| Problem details |
The entries that follow should be written out exactly.

Stored dataset items:
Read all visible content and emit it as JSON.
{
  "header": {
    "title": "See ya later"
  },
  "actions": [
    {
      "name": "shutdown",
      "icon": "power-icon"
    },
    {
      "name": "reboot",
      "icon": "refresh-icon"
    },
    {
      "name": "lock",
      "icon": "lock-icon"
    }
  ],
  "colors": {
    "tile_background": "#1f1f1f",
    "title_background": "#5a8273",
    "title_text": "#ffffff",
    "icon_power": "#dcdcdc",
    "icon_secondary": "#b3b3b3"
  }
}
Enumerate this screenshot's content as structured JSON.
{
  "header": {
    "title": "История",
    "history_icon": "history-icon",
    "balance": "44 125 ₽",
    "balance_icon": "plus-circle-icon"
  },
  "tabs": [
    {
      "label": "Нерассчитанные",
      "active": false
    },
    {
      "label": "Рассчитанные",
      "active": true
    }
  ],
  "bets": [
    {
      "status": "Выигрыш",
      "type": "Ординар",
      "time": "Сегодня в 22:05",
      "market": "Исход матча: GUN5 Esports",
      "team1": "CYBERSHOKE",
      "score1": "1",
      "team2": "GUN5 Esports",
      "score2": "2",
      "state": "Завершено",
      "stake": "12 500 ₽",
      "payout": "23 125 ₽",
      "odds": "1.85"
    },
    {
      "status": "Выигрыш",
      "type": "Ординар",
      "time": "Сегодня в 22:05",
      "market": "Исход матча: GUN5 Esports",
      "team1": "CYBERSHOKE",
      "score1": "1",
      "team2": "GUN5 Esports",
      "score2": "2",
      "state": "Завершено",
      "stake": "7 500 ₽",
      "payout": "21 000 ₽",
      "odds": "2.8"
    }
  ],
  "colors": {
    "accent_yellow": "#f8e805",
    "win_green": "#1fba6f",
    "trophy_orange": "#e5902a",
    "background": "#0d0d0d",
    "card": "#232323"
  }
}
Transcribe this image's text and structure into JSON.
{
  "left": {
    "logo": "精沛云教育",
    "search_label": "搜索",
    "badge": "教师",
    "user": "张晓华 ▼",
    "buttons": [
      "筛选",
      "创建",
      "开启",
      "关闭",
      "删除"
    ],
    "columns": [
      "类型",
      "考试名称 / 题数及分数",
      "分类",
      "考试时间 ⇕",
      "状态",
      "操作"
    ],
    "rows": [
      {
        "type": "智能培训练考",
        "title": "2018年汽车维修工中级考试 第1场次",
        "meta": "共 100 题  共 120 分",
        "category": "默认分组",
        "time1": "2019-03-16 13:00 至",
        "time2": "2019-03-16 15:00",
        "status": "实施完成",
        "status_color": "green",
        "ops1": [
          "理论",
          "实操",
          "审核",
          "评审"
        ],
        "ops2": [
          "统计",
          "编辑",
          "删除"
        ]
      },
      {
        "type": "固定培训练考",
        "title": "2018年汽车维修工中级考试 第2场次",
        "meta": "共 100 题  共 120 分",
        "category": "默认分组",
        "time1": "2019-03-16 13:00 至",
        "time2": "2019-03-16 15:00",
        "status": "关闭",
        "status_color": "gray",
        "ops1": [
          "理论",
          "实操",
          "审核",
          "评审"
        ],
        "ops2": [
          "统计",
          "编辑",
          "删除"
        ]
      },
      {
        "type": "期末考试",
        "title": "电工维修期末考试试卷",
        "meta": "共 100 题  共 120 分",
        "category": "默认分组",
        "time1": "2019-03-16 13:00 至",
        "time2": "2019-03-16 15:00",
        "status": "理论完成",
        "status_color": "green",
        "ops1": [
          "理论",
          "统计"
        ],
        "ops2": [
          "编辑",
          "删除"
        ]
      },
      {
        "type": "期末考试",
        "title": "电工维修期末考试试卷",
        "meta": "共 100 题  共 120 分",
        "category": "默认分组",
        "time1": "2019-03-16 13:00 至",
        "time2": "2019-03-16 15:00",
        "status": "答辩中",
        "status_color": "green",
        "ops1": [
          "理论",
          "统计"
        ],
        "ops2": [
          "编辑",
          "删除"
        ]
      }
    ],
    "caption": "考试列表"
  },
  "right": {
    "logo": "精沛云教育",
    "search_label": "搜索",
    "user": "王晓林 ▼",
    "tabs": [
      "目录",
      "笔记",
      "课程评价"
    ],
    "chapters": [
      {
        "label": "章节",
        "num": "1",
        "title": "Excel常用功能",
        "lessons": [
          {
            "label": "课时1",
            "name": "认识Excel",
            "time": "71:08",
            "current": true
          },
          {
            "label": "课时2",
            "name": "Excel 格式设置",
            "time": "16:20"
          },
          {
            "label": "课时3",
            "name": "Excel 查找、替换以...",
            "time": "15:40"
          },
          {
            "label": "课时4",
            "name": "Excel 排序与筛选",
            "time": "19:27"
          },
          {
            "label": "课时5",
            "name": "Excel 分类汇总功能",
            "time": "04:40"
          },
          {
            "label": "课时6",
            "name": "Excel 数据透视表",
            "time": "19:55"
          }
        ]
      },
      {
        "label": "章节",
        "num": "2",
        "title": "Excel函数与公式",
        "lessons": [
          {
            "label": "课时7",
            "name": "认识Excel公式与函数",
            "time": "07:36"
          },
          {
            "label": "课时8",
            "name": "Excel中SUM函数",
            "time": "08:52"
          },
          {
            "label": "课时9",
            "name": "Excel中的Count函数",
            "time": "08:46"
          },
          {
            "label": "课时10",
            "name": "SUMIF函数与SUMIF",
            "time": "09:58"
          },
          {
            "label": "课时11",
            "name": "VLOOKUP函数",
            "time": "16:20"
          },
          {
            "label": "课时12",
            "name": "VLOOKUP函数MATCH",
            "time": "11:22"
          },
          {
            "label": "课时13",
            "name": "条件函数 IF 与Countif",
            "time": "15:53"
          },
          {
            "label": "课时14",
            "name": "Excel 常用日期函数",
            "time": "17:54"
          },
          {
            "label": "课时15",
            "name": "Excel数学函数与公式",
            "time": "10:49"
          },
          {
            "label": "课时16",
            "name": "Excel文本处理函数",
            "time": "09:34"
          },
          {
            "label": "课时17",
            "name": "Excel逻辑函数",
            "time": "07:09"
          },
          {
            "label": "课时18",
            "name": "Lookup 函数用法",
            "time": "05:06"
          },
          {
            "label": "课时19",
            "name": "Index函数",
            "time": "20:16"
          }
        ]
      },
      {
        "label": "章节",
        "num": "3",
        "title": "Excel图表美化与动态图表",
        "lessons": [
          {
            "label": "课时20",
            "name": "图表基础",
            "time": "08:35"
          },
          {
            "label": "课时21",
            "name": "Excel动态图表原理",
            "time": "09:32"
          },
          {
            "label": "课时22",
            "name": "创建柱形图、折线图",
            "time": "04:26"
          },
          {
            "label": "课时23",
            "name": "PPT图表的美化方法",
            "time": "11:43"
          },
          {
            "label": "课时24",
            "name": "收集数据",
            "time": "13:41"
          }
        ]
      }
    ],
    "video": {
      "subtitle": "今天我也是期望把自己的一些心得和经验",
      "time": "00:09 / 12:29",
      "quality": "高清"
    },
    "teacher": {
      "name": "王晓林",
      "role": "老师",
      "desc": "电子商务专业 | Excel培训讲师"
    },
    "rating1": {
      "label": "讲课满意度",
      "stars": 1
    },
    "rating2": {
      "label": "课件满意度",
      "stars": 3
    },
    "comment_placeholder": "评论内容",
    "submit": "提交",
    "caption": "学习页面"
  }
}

| Solution to the problem |
Read all visible content and emit it as JSON.
{
  "header": {
    "title": "See ya later"
  },
  "actions": [
    {
      "name": "shutdown",
      "icon": "power-icon"
    },
    {
      "name": "reboot",
      "icon": "refresh-icon"
    },
    {
      "name": "lock",
      "icon": "lock-icon"
    }
  ],
  "colors": {
    "tile_background": "#1f1f1f",
    "title_background": "#5a8273",
    "title_text": "#ffffff",
    "icon_power": "#dcdcdc",
    "icon_secondary": "#b3b3b3"
  }
}
Enumerate this screenshot's content as structured JSON.
{
  "header": {
    "title": "История",
    "history_icon": "history-icon",
    "balance": "44 125 ₽",
    "balance_icon": "plus-circle-icon"
  },
  "tabs": [
    {
      "label": "Нерассчитанные",
      "active": false
    },
    {
      "label": "Рассчитанные",
      "active": true
    }
  ],
  "bets": [
    {
      "status": "Выигрыш",
      "type": "Ординар",
      "time": "Сегодня в 22:05",
      "market": "Исход матча: GUN5 Esports",
      "team1": "CYBERSHOKE",
      "score1": "1",
      "team2": "GUN5 Esports",
      "score2": "2",
      "state": "Завершено",
      "stake": "12 500 ₽",
      "payout": "23 125 ₽",
      "odds": "1.85"
    },
    {
      "status": "Выигрыш",
      "type": "Ординар",
      "time": "Сегодня в 22:05",
      "market": "Исход матча: GUN5 Esports",
      "team1": "CYBERSHOKE",
      "score1": "1",
      "team2": "GUN5 Esports",
      "score2": "2",
      "state": "Завершено",
      "stake": "7 500 ₽",
      "payout": "21 000 ₽",
      "odds": "2.8"
    }
  ],
  "colors": {
    "accent_yellow": "#f8e805",
    "win_green": "#1fba6f",
    "trophy_orange": "#e5902a",
    "background": "#0d0d0d",
    "card": "#232323"
  }
}
Transcribe this image's text and structure into JSON.
{
  "left": {
    "logo": "精沛云教育",
    "search_label": "搜索",
    "badge": "教师",
    "user": "张晓华 ▼",
    "buttons": [
      "筛选",
      "创建",
      "开启",
      "关闭",
      "删除"
    ],
    "columns": [
      "类型",
      "考试名称 / 题数及分数",
      "分类",
      "考试时间 ⇕",
      "状态",
      "操作"
    ],
    "rows": [
      {
        "type": "智能培训练考",
        "title": "2018年汽车维修工中级考试 第1场次",
        "meta": "共 100 题  共 120 分",
        "category": "默认分组",
        "time1": "2019-03-16 13:00 至",
        "time2": "2019-03-16 15:00",
        "status": "实施完成",
        "status_color": "green",
        "ops1": [
          "理论",
          "实操",
          "审核",
          "评审"
        ],
        "ops2": [
          "统计",
          "编辑",
          "删除"
        ]
      },
      {
        "type": "固定培训练考",
        "title": "2018年汽车维修工中级考试 第2场次",
        "meta": "共 100 题  共 120 分",
        "category": "默认分组",
        "time1": "2019-03-16 13:00 至",
        "time2": "2019-03-16 15:00",
        "status": "关闭",
        "status_color": "gray",
        "ops1": [
          "理论",
          "实操",
          "审核",
          "评审"
        ],
        "ops2": [
          "统计",
          "编辑",
          "删除"
        ]
      },
      {
        "type": "期末考试",
        "title": "电工维修期末考试试卷",
        "meta": "共 100 题  共 120 分",
        "category": "默认分组",
        "time1": "2019-03-16 13:00 至",
        "time2": "2019-03-16 15:00",
        "status": "理论完成",
        "status_color": "green",
        "ops1": [
          "理论",
          "统计"
        ],
        "ops2": [
          "编辑",
          "删除"
        ]
      },
      {
        "type": "期末考试",
        "title": "电工维修期末考试试卷",
        "meta": "共 100 题  共 120 分",
        "category": "默认分组",
        "time1": "2019-03-16 13:00 至",
        "time2": "2019-03-16 15:00",
        "status": "答辩中",
        "status_color": "green",
        "ops1": [
          "理论",
          "统计"
        ],
        "ops2": [
          "编辑",
          "删除"
        ]
      }
    ],
    "caption": "考试列表"
  },
  "right": {
    "logo": "精沛云教育",
    "search_label": "搜索",
    "user": "王晓林 ▼",
    "tabs": [
      "目录",
      "笔记",
      "课程评价"
    ],
    "chapters": [
      {
        "label": "章节",
        "num": "1",
        "title": "Excel常用功能",
        "lessons": [
          {
            "label": "课时1",
            "name": "认识Excel",
            "time": "71:08",
            "current": true
          },
          {
            "label": "课时2",
            "name": "Excel 格式设置",
            "time": "16:20"
          },
          {
            "label": "课时3",
            "name": "Excel 查找、替换以...",
            "time": "15:40"
          },
          {
            "label": "课时4",
            "name": "Excel 排序与筛选",
            "time": "19:27"
          },
          {
            "label": "课时5",
            "name": "Excel 分类汇总功能",
            "time": "04:40"
          },
          {
            "label": "课时6",
            "name": "Excel 数据透视表",
            "time": "19:55"
          }
        ]
      },
      {
        "label": "章节",
        "num": "2",
        "title": "Excel函数与公式",
        "lessons": [
          {
            "label": "课时7",
            "name": "认识Excel公式与函数",
            "time": "07:36"
          },
          {
            "label": "课时8",
            "name": "Excel中SUM函数",
            "time": "08:52"
          },
          {
            "label": "课时9",
            "name": "Excel中的Count函数",
            "time": "08:46"
          },
          {
            "label": "课时10",
            "name": "SUMIF函数与SUMIF",
            "time": "09:58"
          },
          {
            "label": "课时11",
            "name": "VLOOKUP函数",
            "time": "16:20"
          },
          {
            "label": "课时12",
            "name": "VLOOKUP函数MATCH",
            "time": "11:22"
          },
          {
            "label": "课时13",
            "name": "条件函数 IF 与Countif",
            "time": "15:53"
          },
          {
            "label": "课时14",
            "name": "Excel 常用日期函数",
            "time": "17:54"
          },
          {
            "label": "课时15",
            "name": "Excel数学函数与公式",
            "time": "10:49"
          },
          {
            "label": "课时16",
            "name": "Excel文本处理函数",
            "time": "09:34"
          },
          {
            "label": "课时17",
            "name": "Excel逻辑函数",
            "time": "07:09"
          },
          {
            "label": "课时18",
            "name": "Lookup 函数用法",
            "time": "05:06"
          },
          {
            "label": "课时19",
            "name": "Index函数",
            "time": "20:16"
          }
        ]
      },
      {
        "label": "章节",
        "num": "3",
        "title": "Excel图表美化与动态图表",
        "lessons": [
          {
            "label": "课时20",
            "name": "图表基础",
            "time": "08:35"
          },
          {
            "label": "课时21",
            "name": "Excel动态图表原理",
            "time": "09:32"
          },
          {
            "label": "课时22",
            "name": "创建柱形图、折线图",
            "time": "04:26"
          },
          {
            "label": "课时23",
            "name": "PPT图表的美化方法",
            "time": "11:43"
          },
          {
            "label": "课时24",
            "name": "收集数据",
            "time": "13:41"
          }
        ]
      }
    ],
    "video": {
      "subtitle": "今天我也是期望把自己的一些心得和经验",
      "time": "00:09 / 12:29",
      "quality": "高清"
    },
    "teacher": {
      "name": "王晓林",
      "role": "老师",
      "desc": "电子商务专业 | Excel培训讲师"
    },
    "rating1": {
      "label": "讲课满意度",
      "stars": 1
    },
    "rating2": {
      "label": "课件满意度",
      "stars": 3
    },
    "comment_placeholder": "评论内容",
    "submit": "提交",
    "caption": "学习页面"
  }
}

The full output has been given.